>> Begin MATERIAL TO PROCESS

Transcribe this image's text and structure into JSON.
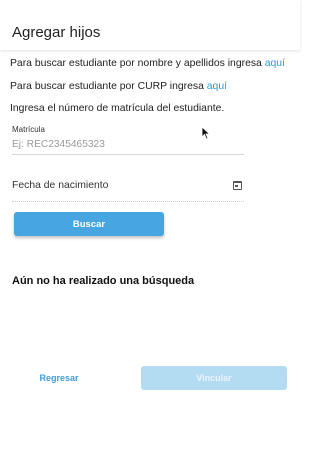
{
  "header": {
    "title": "Agregar hijos"
  },
  "instructions": {
    "by_name_text": "Para buscar estudiante por nombre y apellidos ingresa",
    "by_name_link": "aquí",
    "by_curp_text": "Para buscar estudiante por CURP ingresa",
    "by_curp_link": "aquí",
    "enrollment_text": "Ingresa el número de matrícula del estudiante."
  },
  "form": {
    "matricula_label": "Matrícula",
    "matricula_placeholder": "Ej: REC2345465323",
    "matricula_value": "",
    "birthdate_label": "Fecha de nacimiento",
    "search_button": "Buscar"
  },
  "results": {
    "empty_message": "Aún no ha realizado una búsqueda"
  },
  "footer": {
    "back_button": "Regresar",
    "link_button": "Vincular"
  },
  "colors": {
    "accent": "#47a6e2",
    "link": "#2d9ad6",
    "disabled": "#b3dbf2"
  },
  "icons": {
    "date_field": "calendar-icon",
    "pointer": "mouse-cursor"
  }
}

>> End MATERIAL TO PROCESS

Retype the entries word for word. Omit any images.

Transcribe this image's text and structure into JSON.
{
  "header": {
    "title": "Agregar hijos"
  },
  "instructions": {
    "by_name_text": "Para buscar estudiante por nombre y apellidos ingresa",
    "by_name_link": "aquí",
    "by_curp_text": "Para buscar estudiante por CURP ingresa",
    "by_curp_link": "aquí",
    "enrollment_text": "Ingresa el número de matrícula del estudiante."
  },
  "form": {
    "matricula_label": "Matrícula",
    "matricula_placeholder": "Ej: REC2345465323",
    "matricula_value": "",
    "birthdate_label": "Fecha de nacimiento",
    "search_button": "Buscar"
  },
  "results": {
    "empty_message": "Aún no ha realizado una búsqueda"
  },
  "footer": {
    "back_button": "Regresar",
    "link_button": "Vincular"
  },
  "colors": {
    "accent": "#47a6e2",
    "link": "#2d9ad6",
    "disabled": "#b3dbf2"
  },
  "icons": {
    "date_field": "calendar-icon",
    "pointer": "mouse-cursor"
  }
}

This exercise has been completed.